> _Goal_: Find the lines with the string "vlažnost" and return them.
---------- Dataset content
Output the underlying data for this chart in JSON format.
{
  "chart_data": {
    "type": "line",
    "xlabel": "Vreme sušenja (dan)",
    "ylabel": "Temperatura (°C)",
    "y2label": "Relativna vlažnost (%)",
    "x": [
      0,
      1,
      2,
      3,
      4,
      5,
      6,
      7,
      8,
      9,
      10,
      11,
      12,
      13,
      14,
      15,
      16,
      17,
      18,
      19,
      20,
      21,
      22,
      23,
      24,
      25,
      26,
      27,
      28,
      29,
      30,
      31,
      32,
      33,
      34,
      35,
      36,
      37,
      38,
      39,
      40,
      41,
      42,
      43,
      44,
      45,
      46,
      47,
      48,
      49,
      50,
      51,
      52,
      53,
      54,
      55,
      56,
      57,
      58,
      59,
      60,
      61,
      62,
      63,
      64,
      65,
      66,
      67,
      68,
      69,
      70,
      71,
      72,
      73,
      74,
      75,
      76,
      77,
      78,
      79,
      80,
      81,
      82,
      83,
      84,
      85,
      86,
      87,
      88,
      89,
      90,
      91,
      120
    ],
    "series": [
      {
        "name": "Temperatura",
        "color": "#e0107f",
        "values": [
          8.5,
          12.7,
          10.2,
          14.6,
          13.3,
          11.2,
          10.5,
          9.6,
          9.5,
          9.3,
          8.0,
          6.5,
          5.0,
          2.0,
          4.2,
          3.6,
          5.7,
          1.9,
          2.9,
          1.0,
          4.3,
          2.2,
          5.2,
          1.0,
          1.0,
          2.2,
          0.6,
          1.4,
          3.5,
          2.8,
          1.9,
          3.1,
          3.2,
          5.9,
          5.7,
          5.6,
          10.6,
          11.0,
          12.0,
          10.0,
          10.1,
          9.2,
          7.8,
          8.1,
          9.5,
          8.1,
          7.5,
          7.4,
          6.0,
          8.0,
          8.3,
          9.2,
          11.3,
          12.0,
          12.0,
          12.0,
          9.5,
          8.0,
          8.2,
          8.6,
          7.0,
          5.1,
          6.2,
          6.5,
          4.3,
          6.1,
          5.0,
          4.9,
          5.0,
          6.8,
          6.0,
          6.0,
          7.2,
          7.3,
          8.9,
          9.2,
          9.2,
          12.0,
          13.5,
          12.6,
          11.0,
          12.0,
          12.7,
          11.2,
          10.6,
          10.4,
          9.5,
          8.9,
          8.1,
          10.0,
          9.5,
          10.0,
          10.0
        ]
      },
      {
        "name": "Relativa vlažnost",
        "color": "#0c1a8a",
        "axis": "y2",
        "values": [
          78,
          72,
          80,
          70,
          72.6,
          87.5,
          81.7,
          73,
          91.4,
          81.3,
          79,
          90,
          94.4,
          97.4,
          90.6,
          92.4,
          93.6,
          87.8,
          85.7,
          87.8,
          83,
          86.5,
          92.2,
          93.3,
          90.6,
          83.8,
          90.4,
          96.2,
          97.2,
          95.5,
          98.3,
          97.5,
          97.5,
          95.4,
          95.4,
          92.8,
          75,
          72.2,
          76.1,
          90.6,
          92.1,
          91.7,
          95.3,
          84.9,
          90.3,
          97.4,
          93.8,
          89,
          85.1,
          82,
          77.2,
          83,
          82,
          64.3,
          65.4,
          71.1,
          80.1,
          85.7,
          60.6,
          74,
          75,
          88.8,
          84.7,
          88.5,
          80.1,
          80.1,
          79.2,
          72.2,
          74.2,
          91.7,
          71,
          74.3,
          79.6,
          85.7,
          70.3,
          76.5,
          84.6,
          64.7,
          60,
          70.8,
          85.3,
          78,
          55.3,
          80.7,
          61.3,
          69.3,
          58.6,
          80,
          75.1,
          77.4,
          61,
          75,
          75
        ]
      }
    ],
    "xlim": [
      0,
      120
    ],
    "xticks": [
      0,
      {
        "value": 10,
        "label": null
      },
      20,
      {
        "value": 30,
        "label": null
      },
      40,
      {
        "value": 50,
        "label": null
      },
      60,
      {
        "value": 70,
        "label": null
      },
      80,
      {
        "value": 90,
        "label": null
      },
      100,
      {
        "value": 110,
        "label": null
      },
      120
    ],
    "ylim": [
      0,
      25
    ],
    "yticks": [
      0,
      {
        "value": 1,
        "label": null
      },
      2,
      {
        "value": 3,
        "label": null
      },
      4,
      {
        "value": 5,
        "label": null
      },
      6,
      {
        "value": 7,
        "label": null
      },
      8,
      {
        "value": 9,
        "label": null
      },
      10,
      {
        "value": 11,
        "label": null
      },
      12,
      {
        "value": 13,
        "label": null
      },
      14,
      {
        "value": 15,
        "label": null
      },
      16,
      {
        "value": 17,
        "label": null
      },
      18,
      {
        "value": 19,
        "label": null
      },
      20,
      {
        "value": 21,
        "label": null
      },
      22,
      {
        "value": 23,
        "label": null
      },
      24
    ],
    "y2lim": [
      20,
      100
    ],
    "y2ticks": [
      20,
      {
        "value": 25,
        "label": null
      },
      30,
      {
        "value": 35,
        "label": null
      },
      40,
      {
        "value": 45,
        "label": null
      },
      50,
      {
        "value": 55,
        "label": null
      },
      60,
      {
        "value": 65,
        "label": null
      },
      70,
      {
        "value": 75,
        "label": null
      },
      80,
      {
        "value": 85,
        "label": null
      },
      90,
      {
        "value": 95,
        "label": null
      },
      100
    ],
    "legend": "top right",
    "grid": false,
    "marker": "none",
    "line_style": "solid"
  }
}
--------------------
> _Output of the exercise_:
    "y2label": "Relativna vlažnost (%)",
        "name": "Relativa vlažnost",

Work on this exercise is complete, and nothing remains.